## TASK OBJECTIVE
The records that follow need to be output exactly as they are.

Extracted records:

--- Start ---

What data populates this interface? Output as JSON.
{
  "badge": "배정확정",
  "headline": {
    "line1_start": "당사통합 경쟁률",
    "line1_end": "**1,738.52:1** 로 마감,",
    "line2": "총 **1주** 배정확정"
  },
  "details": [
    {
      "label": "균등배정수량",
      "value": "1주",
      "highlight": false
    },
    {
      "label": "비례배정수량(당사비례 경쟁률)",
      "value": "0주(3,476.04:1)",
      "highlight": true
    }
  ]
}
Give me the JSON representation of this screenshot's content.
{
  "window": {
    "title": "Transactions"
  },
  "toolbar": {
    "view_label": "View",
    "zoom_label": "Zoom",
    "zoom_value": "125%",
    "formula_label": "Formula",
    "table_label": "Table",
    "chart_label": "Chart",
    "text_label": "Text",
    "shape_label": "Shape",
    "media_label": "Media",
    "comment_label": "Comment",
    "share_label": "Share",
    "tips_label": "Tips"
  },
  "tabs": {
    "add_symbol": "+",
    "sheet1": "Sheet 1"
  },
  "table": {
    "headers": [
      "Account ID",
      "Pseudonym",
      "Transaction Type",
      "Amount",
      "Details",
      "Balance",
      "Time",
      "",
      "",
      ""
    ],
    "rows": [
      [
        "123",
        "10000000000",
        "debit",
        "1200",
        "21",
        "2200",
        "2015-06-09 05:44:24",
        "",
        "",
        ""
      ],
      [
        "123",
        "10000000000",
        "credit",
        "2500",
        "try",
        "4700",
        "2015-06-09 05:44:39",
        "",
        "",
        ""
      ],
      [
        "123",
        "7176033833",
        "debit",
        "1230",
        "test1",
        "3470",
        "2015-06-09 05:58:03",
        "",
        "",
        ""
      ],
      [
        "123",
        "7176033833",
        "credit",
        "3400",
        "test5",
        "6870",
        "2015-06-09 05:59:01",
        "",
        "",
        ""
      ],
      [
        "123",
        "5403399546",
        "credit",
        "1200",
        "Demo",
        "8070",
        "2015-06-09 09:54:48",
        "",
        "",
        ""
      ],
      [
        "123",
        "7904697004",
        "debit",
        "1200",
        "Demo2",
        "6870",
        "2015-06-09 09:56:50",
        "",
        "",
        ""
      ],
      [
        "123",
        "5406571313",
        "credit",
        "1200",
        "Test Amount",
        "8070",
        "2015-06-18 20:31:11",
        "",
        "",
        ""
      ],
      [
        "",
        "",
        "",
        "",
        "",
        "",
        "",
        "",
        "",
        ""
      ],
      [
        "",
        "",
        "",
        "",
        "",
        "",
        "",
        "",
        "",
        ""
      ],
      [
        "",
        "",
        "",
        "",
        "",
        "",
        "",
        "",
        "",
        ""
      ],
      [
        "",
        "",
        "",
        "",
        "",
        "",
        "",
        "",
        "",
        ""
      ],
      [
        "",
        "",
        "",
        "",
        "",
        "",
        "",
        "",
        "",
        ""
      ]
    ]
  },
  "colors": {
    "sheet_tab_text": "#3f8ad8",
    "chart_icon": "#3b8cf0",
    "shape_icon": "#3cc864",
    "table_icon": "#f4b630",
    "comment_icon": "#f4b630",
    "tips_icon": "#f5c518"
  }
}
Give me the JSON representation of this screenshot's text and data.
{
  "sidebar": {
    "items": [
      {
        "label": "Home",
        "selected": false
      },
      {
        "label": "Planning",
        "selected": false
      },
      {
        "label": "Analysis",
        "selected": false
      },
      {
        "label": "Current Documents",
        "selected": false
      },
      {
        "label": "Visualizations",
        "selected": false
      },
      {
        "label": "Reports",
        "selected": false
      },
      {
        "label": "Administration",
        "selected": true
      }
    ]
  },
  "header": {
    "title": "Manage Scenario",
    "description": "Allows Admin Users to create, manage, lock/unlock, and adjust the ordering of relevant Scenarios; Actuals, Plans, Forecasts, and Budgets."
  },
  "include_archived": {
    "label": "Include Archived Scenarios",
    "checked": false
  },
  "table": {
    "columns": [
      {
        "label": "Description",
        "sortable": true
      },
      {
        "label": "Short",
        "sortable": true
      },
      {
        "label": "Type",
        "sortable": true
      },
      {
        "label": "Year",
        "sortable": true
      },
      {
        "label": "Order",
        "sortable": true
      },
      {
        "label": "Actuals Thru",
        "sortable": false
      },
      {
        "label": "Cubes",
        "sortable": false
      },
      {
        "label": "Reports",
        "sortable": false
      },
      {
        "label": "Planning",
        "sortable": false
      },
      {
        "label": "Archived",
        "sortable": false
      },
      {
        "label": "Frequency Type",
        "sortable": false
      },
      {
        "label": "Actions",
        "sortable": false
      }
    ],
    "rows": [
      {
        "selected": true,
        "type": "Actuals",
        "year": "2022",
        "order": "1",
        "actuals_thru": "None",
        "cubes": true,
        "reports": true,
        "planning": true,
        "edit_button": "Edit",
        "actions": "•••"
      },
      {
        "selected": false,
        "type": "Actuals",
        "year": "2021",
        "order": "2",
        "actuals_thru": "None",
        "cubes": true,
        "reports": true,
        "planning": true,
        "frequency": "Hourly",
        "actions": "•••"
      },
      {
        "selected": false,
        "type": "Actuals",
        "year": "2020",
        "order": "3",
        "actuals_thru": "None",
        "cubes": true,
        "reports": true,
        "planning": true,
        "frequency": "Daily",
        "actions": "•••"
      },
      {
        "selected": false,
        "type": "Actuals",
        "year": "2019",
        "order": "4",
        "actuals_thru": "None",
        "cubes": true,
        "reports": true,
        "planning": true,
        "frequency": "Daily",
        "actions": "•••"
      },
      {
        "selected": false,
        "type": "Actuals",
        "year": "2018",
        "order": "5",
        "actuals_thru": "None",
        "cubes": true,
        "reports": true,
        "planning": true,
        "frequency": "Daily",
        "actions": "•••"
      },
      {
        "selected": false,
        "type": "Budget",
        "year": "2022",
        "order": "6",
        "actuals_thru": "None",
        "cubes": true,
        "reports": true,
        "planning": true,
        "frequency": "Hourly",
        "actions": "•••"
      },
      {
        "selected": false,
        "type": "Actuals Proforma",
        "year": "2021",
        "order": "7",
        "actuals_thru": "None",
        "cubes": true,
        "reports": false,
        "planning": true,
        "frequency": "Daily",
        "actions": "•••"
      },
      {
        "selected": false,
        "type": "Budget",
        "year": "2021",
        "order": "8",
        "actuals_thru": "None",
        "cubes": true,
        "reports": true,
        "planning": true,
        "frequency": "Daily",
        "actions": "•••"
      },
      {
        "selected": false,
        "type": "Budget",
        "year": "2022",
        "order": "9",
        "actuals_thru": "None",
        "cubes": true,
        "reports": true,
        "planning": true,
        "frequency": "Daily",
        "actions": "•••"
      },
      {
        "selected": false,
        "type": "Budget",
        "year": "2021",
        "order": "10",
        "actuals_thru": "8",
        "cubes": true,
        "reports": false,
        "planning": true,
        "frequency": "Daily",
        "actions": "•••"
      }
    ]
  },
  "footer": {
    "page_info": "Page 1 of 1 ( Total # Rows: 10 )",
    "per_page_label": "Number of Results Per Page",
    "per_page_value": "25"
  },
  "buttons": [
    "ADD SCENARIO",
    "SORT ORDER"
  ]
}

--- End ---

## FINAL ANSWER
What data populates this interface? Output as JSON.
{
  "badge": "배정확정",
  "headline": {
    "line1_start": "당사통합 경쟁률",
    "line1_end": "**1,738.52:1** 로 마감,",
    "line2": "총 **1주** 배정확정"
  },
  "details": [
    {
      "label": "균등배정수량",
      "value": "1주",
      "highlight": false
    },
    {
      "label": "비례배정수량(당사비례 경쟁률)",
      "value": "0주(3,476.04:1)",
      "highlight": true
    }
  ]
}
Give me the JSON representation of this screenshot's content.
{
  "window": {
    "title": "Transactions"
  },
  "toolbar": {
    "view_label": "View",
    "zoom_label": "Zoom",
    "zoom_value": "125%",
    "formula_label": "Formula",
    "table_label": "Table",
    "chart_label": "Chart",
    "text_label": "Text",
    "shape_label": "Shape",
    "media_label": "Media",
    "comment_label": "Comment",
    "share_label": "Share",
    "tips_label": "Tips"
  },
  "tabs": {
    "add_symbol": "+",
    "sheet1": "Sheet 1"
  },
  "table": {
    "headers": [
      "Account ID",
      "Pseudonym",
      "Transaction Type",
      "Amount",
      "Details",
      "Balance",
      "Time",
      "",
      "",
      ""
    ],
    "rows": [
      [
        "123",
        "10000000000",
        "debit",
        "1200",
        "21",
        "2200",
        "2015-06-09 05:44:24",
        "",
        "",
        ""
      ],
      [
        "123",
        "10000000000",
        "credit",
        "2500",
        "try",
        "4700",
        "2015-06-09 05:44:39",
        "",
        "",
        ""
      ],
      [
        "123",
        "7176033833",
        "debit",
        "1230",
        "test1",
        "3470",
        "2015-06-09 05:58:03",
        "",
        "",
        ""
      ],
      [
        "123",
        "7176033833",
        "credit",
        "3400",
        "test5",
        "6870",
        "2015-06-09 05:59:01",
        "",
        "",
        ""
      ],
      [
        "123",
        "5403399546",
        "credit",
        "1200",
        "Demo",
        "8070",
        "2015-06-09 09:54:48",
        "",
        "",
        ""
      ],
      [
        "123",
        "7904697004",
        "debit",
        "1200",
        "Demo2",
        "6870",
        "2015-06-09 09:56:50",
        "",
        "",
        ""
      ],
      [
        "123",
        "5406571313",
        "credit",
        "1200",
        "Test Amount",
        "8070",
        "2015-06-18 20:31:11",
        "",
        "",
        ""
      ],
      [
        "",
        "",
        "",
        "",
        "",
        "",
        "",
        "",
        "",
        ""
      ],
      [
        "",
        "",
        "",
        "",
        "",
        "",
        "",
        "",
        "",
        ""
      ],
      [
        "",
        "",
        "",
        "",
        "",
        "",
        "",
        "",
        "",
        ""
      ],
      [
        "",
        "",
        "",
        "",
        "",
        "",
        "",
        "",
        "",
        ""
      ],
      [
        "",
        "",
        "",
        "",
        "",
        "",
        "",
        "",
        "",
        ""
      ]
    ]
  },
  "colors": {
    "sheet_tab_text": "#3f8ad8",
    "chart_icon": "#3b8cf0",
    "shape_icon": "#3cc864",
    "table_icon": "#f4b630",
    "comment_icon": "#f4b630",
    "tips_icon": "#f5c518"
  }
}
Give me the JSON representation of this screenshot's text and data.
{
  "sidebar": {
    "items": [
      {
        "label": "Home",
        "selected": false
      },
      {
        "label": "Planning",
        "selected": false
      },
      {
        "label": "Analysis",
        "selected": false
      },
      {
        "label": "Current Documents",
        "selected": false
      },
      {
        "label": "Visualizations",
        "selected": false
      },
      {
        "label": "Reports",
        "selected": false
      },
      {
        "label": "Administration",
        "selected": true
      }
    ]
  },
  "header": {
    "title": "Manage Scenario",
    "description": "Allows Admin Users to create, manage, lock/unlock, and adjust the ordering of relevant Scenarios; Actuals, Plans, Forecasts, and Budgets."
  },
  "include_archived": {
    "label": "Include Archived Scenarios",
    "checked": false
  },
  "table": {
    "columns": [
      {
        "label": "Description",
        "sortable": true
      },
      {
        "label": "Short",
        "sortable": true
      },
      {
        "label": "Type",
        "sortable": true
      },
      {
        "label": "Year",
        "sortable": true
      },
      {
        "label": "Order",
        "sortable": true
      },
      {
        "label": "Actuals Thru",
        "sortable": false
      },
      {
        "label": "Cubes",
        "sortable": false
      },
      {
        "label": "Reports",
        "sortable": false
      },
      {
        "label": "Planning",
        "sortable": false
      },
      {
        "label": "Archived",
        "sortable": false
      },
      {
        "label": "Frequency Type",
        "sortable": false
      },
      {
        "label": "Actions",
        "sortable": false
      }
    ],
    "rows": [
      {
        "selected": true,
        "type": "Actuals",
        "year": "2022",
        "order": "1",
        "actuals_thru": "None",
        "cubes": true,
        "reports": true,
        "planning": true,
        "edit_button": "Edit",
        "actions": "•••"
      },
      {
        "selected": false,
        "type": "Actuals",
        "year": "2021",
        "order": "2",
        "actuals_thru": "None",
        "cubes": true,
        "reports": true,
        "planning": true,
        "frequency": "Hourly",
        "actions": "•••"
      },
      {
        "selected": false,
        "type": "Actuals",
        "year": "2020",
        "order": "3",
        "actuals_thru": "None",
        "cubes": true,
        "reports": true,
        "planning": true,
        "frequency": "Daily",
        "actions": "•••"
      },
      {
        "selected": false,
        "type": "Actuals",
        "year": "2019",
        "order": "4",
        "actuals_thru": "None",
        "cubes": true,
        "reports": true,
        "planning": true,
        "frequency": "Daily",
        "actions": "•••"
      },
      {
        "selected": false,
        "type": "Actuals",
        "year": "2018",
        "order": "5",
        "actuals_thru": "None",
        "cubes": true,
        "reports": true,
        "planning": true,
        "frequency": "Daily",
        "actions": "•••"
      },
      {
        "selected": false,
        "type": "Budget",
        "year": "2022",
        "order": "6",
        "actuals_thru": "None",
        "cubes": true,
        "reports": true,
        "planning": true,
        "frequency": "Hourly",
        "actions": "•••"
      },
      {
        "selected": false,
        "type": "Actuals Proforma",
        "year": "2021",
        "order": "7",
        "actuals_thru": "None",
        "cubes": true,
        "reports": false,
        "planning": true,
        "frequency": "Daily",
        "actions": "•••"
      },
      {
        "selected": false,
        "type": "Budget",
        "year": "2021",
        "order": "8",
        "actuals_thru": "None",
        "cubes": true,
        "reports": true,
        "planning": true,
        "frequency": "Daily",
        "actions": "•••"
      },
      {
        "selected": false,
        "type": "Budget",
        "year": "2022",
        "order": "9",
        "actuals_thru": "None",
        "cubes": true,
        "reports": true,
        "planning": true,
        "frequency": "Daily",
        "actions": "•••"
      },
      {
        "selected": false,
        "type": "Budget",
        "year": "2021",
        "order": "10",
        "actuals_thru": "8",
        "cubes": true,
        "reports": false,
        "planning": true,
        "frequency": "Daily",
        "actions": "•••"
      }
    ]
  },
  "footer": {
    "page_info": "Page 1 of 1 ( Total # Rows: 10 )",
    "per_page_label": "Number of Results Per Page",
    "per_page_value": "25"
  },
  "buttons": [
    "ADD SCENARIO",
    "SORT ORDER"
  ]
}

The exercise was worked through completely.